Task details
Set each record down exactly, excluding all images.

Listed records
--

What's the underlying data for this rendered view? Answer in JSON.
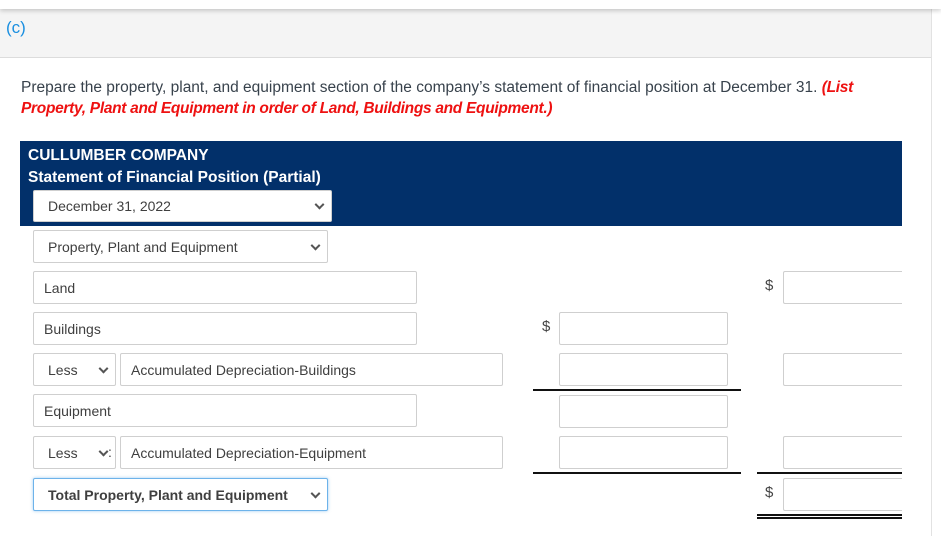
{
  "part": {
    "label": "(c)"
  },
  "instructions": {
    "text": "Prepare the property, plant, and equipment section of the company’s statement of financial position at December 31. ",
    "emphasis": "(List Property, Plant and Equipment in order of Land, Buildings and Equipment.)"
  },
  "header": {
    "company": "CULLUMBER COMPANY",
    "statement": "Statement of Financial Position (Partial)",
    "date_select": "December 31, 2022"
  },
  "section_select": "Property, Plant and Equipment",
  "rows": {
    "land": {
      "label": "Land",
      "col2_value": "",
      "currency": "$"
    },
    "buildings": {
      "label": "Buildings",
      "col1_value": "",
      "currency": "$"
    },
    "acc_dep_buildings": {
      "operator": "Less",
      "separator": ":",
      "label": "Accumulated Depreciation-Buildings",
      "col1_value": "",
      "col2_value": ""
    },
    "equipment": {
      "label": "Equipment",
      "col1_value": ""
    },
    "acc_dep_equipment": {
      "operator": "Less",
      "separator": ":",
      "label": "Accumulated Depreciation-Equipment",
      "col1_value": "",
      "col2_value": ""
    },
    "total": {
      "label": "Total Property, Plant and Equipment",
      "col2_value": "",
      "currency": "$"
    }
  },
  "colors": {
    "navy": "#02306a",
    "part_label": "#1a8fe0",
    "emphasis_red": "#ee1111"
  }
}
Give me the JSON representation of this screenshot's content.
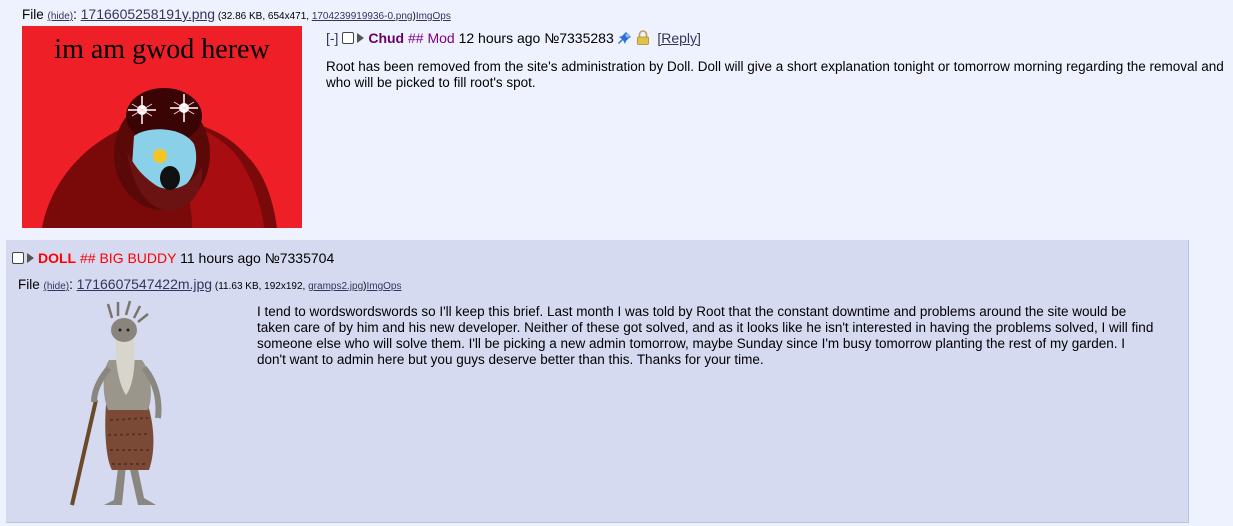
{
  "op": {
    "file_label": "File",
    "hide_label": "(hide)",
    "colon": ":",
    "filename": "1716605258191y.png",
    "file_meta_prefix": " (32.86 KB, 654x471, ",
    "orig_name": "1704239919936-0.png",
    "file_meta_suffix": ")",
    "imgops": "ImgOps",
    "image_text": "im am gwod herew",
    "collapse": "[-]",
    "name": "Chud",
    "capcode": "## Mod",
    "time": "12 hours ago",
    "post_no": "№7335283",
    "reply_link": "[Reply]",
    "body": "Root has been removed from the site's administration by Doll. Doll will give a short explanation tonight or tomorrow morning regarding the removal and who will be picked to fill root's spot."
  },
  "reply": {
    "name": "DOLL",
    "capcode": "## BIG BUDDY",
    "time": "11 hours ago",
    "post_no": "№7335704",
    "file_label": "File",
    "hide_label": "(hide)",
    "colon": ":",
    "filename": "1716607547422m.jpg",
    "file_meta_prefix": " (11.63 KB, 192x192, ",
    "orig_name": "gramps2.jpg",
    "file_meta_suffix": ")",
    "imgops": "ImgOps",
    "body": "I tend to wordswordswords so I'll keep this brief. Last month I was told by Root that the constant downtime and problems around the site would be taken care of by him and his new developer. Neither of these got solved, and as it looks like he isn't interested in having the problems solved, I will find someone else who will solve them. I'll be picking a new admin tomorrow, maybe Sunday since I'm busy tomorrow planting the rest of my garden. I don't want to admin here but you guys deserve better than this. Thanks for your time."
  },
  "colors": {
    "page_bg": "#eef2ff",
    "reply_bg": "#d6daf0",
    "link": "#34345c",
    "mod_name": "#660066",
    "admin_name": "#ff0000",
    "op_image_bg": "#ee1f26"
  }
}
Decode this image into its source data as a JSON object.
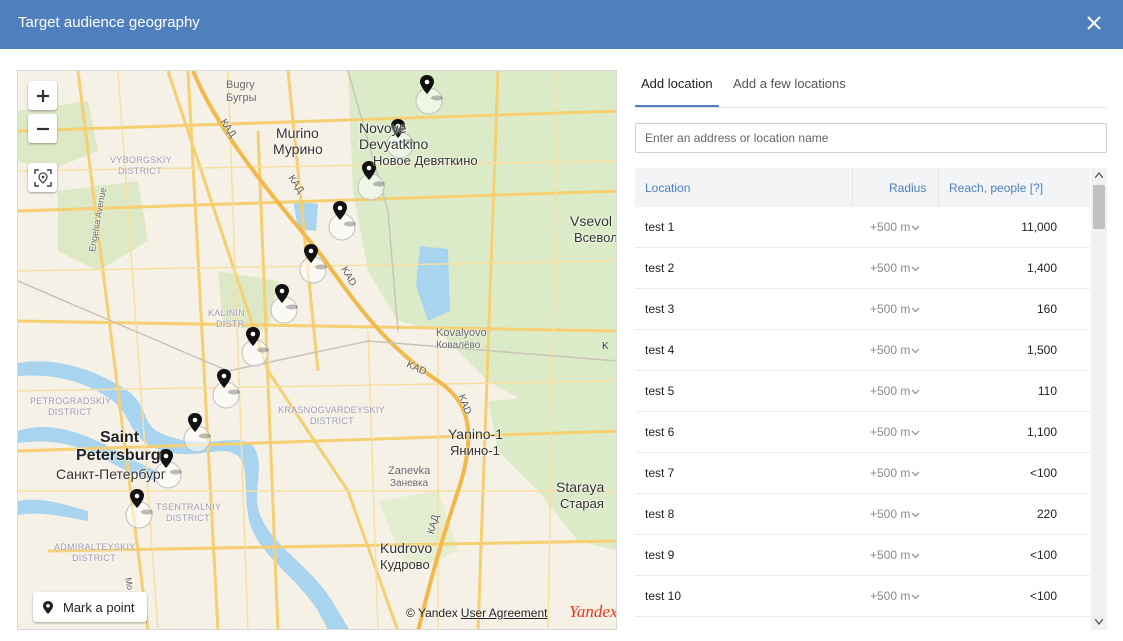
{
  "dialog": {
    "title": "Target audience geography",
    "close_icon": "close-icon"
  },
  "map": {
    "mark_point_label": "Mark a point",
    "copyright": "© Yandex",
    "user_agreement": "User Agreement",
    "logo": "Yandex",
    "labels": {
      "bugry": "Bugry",
      "bugry_ru": "Бугры",
      "murino": "Murino",
      "murino_ru": "Мурино",
      "novoye": "Novoye",
      "devyatkino": "Devyatkino",
      "devyatkino_ru": "Новое Девяткино",
      "vsevol": "Vsevol",
      "vsevol_ru": "Всевол",
      "vyborgskiy": "VYBORGSKIY",
      "vyborgskiy2": "DISTRICT",
      "engelsa": "Engelsa Avenue",
      "kalinin": "KALININ",
      "kalinin2": "DISTR",
      "kovalyovo": "Kovalyovo",
      "kovalyovo_ru": "Ковалёво",
      "petrogradskiy": "PETROGRADSKIY",
      "petrogradskiy2": "DISTRICT",
      "krasnogvard": "KRASNOGVARDEYSKIY",
      "krasnogvard2": "DISTRICT",
      "saint": "Saint",
      "petersburg": "Petersburg",
      "spb_ru": "Санкт-Петербург",
      "yanino": "Yanino-1",
      "yanino_ru": "Янино-1",
      "zanevka": "Zanevka",
      "zanevka_ru": "Заневка",
      "staraya": "Staraya",
      "staraya_ru": "Старая",
      "tsentralniy": "TSENTRALNIY",
      "tsentralniy2": "DISTRICT",
      "admiralteyskiy": "ADMIRALTEYSKIY",
      "admiralteyskiy2": "DISTRICT",
      "kudrovo": "Kudrovo",
      "kudrovo_ru": "Кудрово",
      "kad": "КАД",
      "kad_en": "KAD",
      "mo": "Mo"
    }
  },
  "tabs": [
    {
      "label": "Add location"
    },
    {
      "label": "Add a few locations"
    }
  ],
  "search": {
    "placeholder": "Enter an address or location name",
    "value": ""
  },
  "table": {
    "columns": {
      "location": "Location",
      "radius": "Radius",
      "reach": "Reach, people [?]"
    },
    "rows": [
      {
        "location": "test 1",
        "radius": "+500 m",
        "reach": "11,000"
      },
      {
        "location": "test 2",
        "radius": "+500 m",
        "reach": "1,400"
      },
      {
        "location": "test 3",
        "radius": "+500 m",
        "reach": "160"
      },
      {
        "location": "test 4",
        "radius": "+500 m",
        "reach": "1,500"
      },
      {
        "location": "test 5",
        "radius": "+500 m",
        "reach": "110"
      },
      {
        "location": "test 6",
        "radius": "+500 m",
        "reach": "1,100"
      },
      {
        "location": "test 7",
        "radius": "+500 m",
        "reach": "<100"
      },
      {
        "location": "test 8",
        "radius": "+500 m",
        "reach": "220"
      },
      {
        "location": "test 9",
        "radius": "+500 m",
        "reach": "<100"
      },
      {
        "location": "test 10",
        "radius": "+500 m",
        "reach": "<100"
      }
    ]
  }
}
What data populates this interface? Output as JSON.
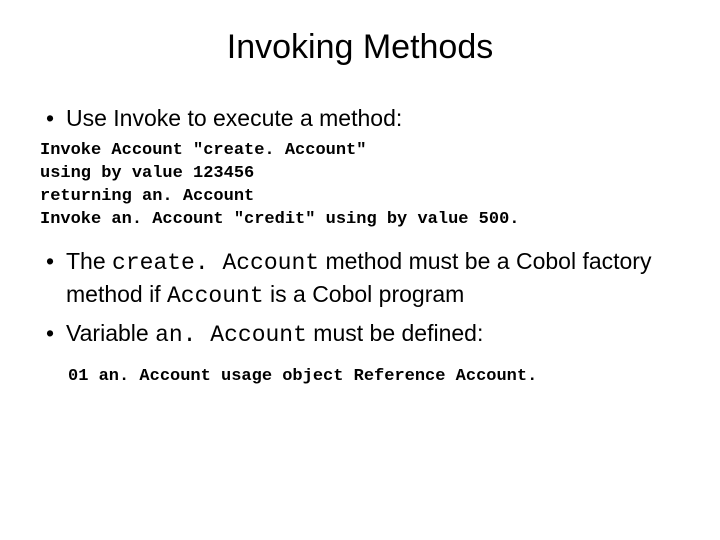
{
  "title": "Invoking Methods",
  "bullets": {
    "b1": "Use Invoke to execute a method:",
    "b2_pre1": "The ",
    "b2_code1": "create. Account",
    "b2_mid1": " method must be a Cobol factory method if ",
    "b2_code2": "Account",
    "b2_post1": " is a Cobol program",
    "b3_pre1": "Variable ",
    "b3_code1": "an. Account",
    "b3_post1": " must be defined:"
  },
  "code1_l1": "Invoke Account \"create. Account\"",
  "code1_l2": "using by value 123456",
  "code1_l3": "returning an. Account",
  "code1_l4": "Invoke an. Account \"credit\" using by value 500.",
  "code2": "01 an. Account usage object Reference Account."
}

--

Reply to the exercise
What's the underlying data for this rendered view? Answer in JSON.
{
  "part": {
    "label": "(c)"
  },
  "instructions": {
    "text": "Prepare the property, plant, and equipment section of the company’s statement of financial position at December 31. ",
    "emphasis": "(List Property, Plant and Equipment in order of Land, Buildings and Equipment.)"
  },
  "header": {
    "company": "CULLUMBER COMPANY",
    "statement": "Statement of Financial Position (Partial)",
    "date_select": "December 31, 2022"
  },
  "section_select": "Property, Plant and Equipment",
  "rows": {
    "land": {
      "label": "Land",
      "col2_value": "",
      "currency": "$"
    },
    "buildings": {
      "label": "Buildings",
      "col1_value": "",
      "currency": "$"
    },
    "acc_dep_buildings": {
      "operator": "Less",
      "separator": ":",
      "label": "Accumulated Depreciation-Buildings",
      "col1_value": "",
      "col2_value": ""
    },
    "equipment": {
      "label": "Equipment",
      "col1_value": ""
    },
    "acc_dep_equipment": {
      "operator": "Less",
      "separator": ":",
      "label": "Accumulated Depreciation-Equipment",
      "col1_value": "",
      "col2_value": ""
    },
    "total": {
      "label": "Total Property, Plant and Equipment",
      "col2_value": "",
      "currency": "$"
    }
  },
  "colors": {
    "navy": "#02306a",
    "part_label": "#1a8fe0",
    "emphasis_red": "#ee1111"
  }
}
Give me the JSON representation of this screenshot's content.
{
  "op": {
    "file_label": "File",
    "hide_label": "(hide)",
    "colon": ":",
    "filename": "1716605258191y.png",
    "file_meta_prefix": " (32.86 KB, 654x471, ",
    "orig_name": "1704239919936-0.png",
    "file_meta_suffix": ")",
    "imgops": "ImgOps",
    "image_text": "im am gwod herew",
    "collapse": "[-]",
    "name": "Chud",
    "capcode": "## Mod",
    "time": "12 hours ago",
    "post_no": "№7335283",
    "reply_link": "[Reply]",
    "body": "Root has been removed from the site's administration by Doll. Doll will give a short explanation tonight or tomorrow morning regarding the removal and who will be picked to fill root's spot."
  },
  "reply": {
    "name": "DOLL",
    "capcode": "## BIG BUDDY",
    "time": "11 hours ago",
    "post_no": "№7335704",
    "file_label": "File",
    "hide_label": "(hide)",
    "colon": ":",
    "filename": "1716607547422m.jpg",
    "file_meta_prefix": " (11.63 KB, 192x192, ",
    "orig_name": "gramps2.jpg",
    "file_meta_suffix": ")",
    "imgops": "ImgOps",
    "body": "I tend to wordswordswords so I'll keep this brief. Last month I was told by Root that the constant downtime and problems around the site would be taken care of by him and his new developer. Neither of these got solved, and as it looks like he isn't interested in having the problems solved, I will find someone else who will solve them. I'll be picking a new admin tomorrow, maybe Sunday since I'm busy tomorrow planting the rest of my garden. I don't want to admin here but you guys deserve better than this. Thanks for your time."
  },
  "colors": {
    "page_bg": "#eef2ff",
    "reply_bg": "#d6daf0",
    "link": "#34345c",
    "mod_name": "#660066",
    "admin_name": "#ff0000",
    "op_image_bg": "#ee1f26"
  }
}
Decode this image into its source data as a JSON object.
{
  "dialog": {
    "title": "Target audience geography",
    "close_icon": "close-icon"
  },
  "map": {
    "mark_point_label": "Mark a point",
    "copyright": "© Yandex",
    "user_agreement": "User Agreement",
    "logo": "Yandex",
    "labels": {
      "bugry": "Bugry",
      "bugry_ru": "Бугры",
      "murino": "Murino",
      "murino_ru": "Мурино",
      "novoye": "Novoye",
      "devyatkino": "Devyatkino",
      "devyatkino_ru": "Новое Девяткино",
      "vsevol": "Vsevol",
      "vsevol_ru": "Всевол",
      "vyborgskiy": "VYBORGSKIY",
      "vyborgskiy2": "DISTRICT",
      "engelsa": "Engelsa Avenue",
      "kalinin": "KALININ",
      "kalinin2": "DISTR",
      "kovalyovo": "Kovalyovo",
      "kovalyovo_ru": "Ковалёво",
      "petrogradskiy": "PETROGRADSKIY",
      "petrogradskiy2": "DISTRICT",
      "krasnogvard": "KRASNOGVARDEYSKIY",
      "krasnogvard2": "DISTRICT",
      "saint": "Saint",
      "petersburg": "Petersburg",
      "spb_ru": "Санкт-Петербург",
      "yanino": "Yanino-1",
      "yanino_ru": "Янино-1",
      "zanevka": "Zanevka",
      "zanevka_ru": "Заневка",
      "staraya": "Staraya",
      "staraya_ru": "Старая",
      "tsentralniy": "TSENTRALNIY",
      "tsentralniy2": "DISTRICT",
      "admiralteyskiy": "ADMIRALTEYSKIY",
      "admiralteyskiy2": "DISTRICT",
      "kudrovo": "Kudrovo",
      "kudrovo_ru": "Кудрово",
      "kad": "КАД",
      "kad_en": "KAD",
      "mo": "Mo"
    }
  },
  "tabs": [
    {
      "label": "Add location"
    },
    {
      "label": "Add a few locations"
    }
  ],
  "search": {
    "placeholder": "Enter an address or location name",
    "value": ""
  },
  "table": {
    "columns": {
      "location": "Location",
      "radius": "Radius",
      "reach": "Reach, people [?]"
    },
    "rows": [
      {
        "location": "test 1",
        "radius": "+500 m",
        "reach": "11,000"
      },
      {
        "location": "test 2",
        "radius": "+500 m",
        "reach": "1,400"
      },
      {
        "location": "test 3",
        "radius": "+500 m",
        "reach": "160"
      },
      {
        "location": "test 4",
        "radius": "+500 m",
        "reach": "1,500"
      },
      {
        "location": "test 5",
        "radius": "+500 m",
        "reach": "110"
      },
      {
        "location": "test 6",
        "radius": "+500 m",
        "reach": "1,100"
      },
      {
        "location": "test 7",
        "radius": "+500 m",
        "reach": "<100"
      },
      {
        "location": "test 8",
        "radius": "+500 m",
        "reach": "220"
      },
      {
        "location": "test 9",
        "radius": "+500 m",
        "reach": "<100"
      },
      {
        "location": "test 10",
        "radius": "+500 m",
        "reach": "<100"
      }
    ]
  }
}
What data populates this interface? Output as JSON.
{
  "title": "Invoking Methods",
  "bullets": {
    "b1": "Use Invoke to execute a method:",
    "b2_pre1": "The ",
    "b2_code1": "create. Account",
    "b2_mid1": " method must be a Cobol factory method if ",
    "b2_code2": "Account",
    "b2_post1": " is a Cobol program",
    "b3_pre1": "Variable ",
    "b3_code1": "an. Account",
    "b3_post1": " must be defined:"
  },
  "code1_l1": "Invoke Account \"create. Account\"",
  "code1_l2": "using by value 123456",
  "code1_l3": "returning an. Account",
  "code1_l4": "Invoke an. Account \"credit\" using by value 500.",
  "code2": "01 an. Account usage object Reference Account."
}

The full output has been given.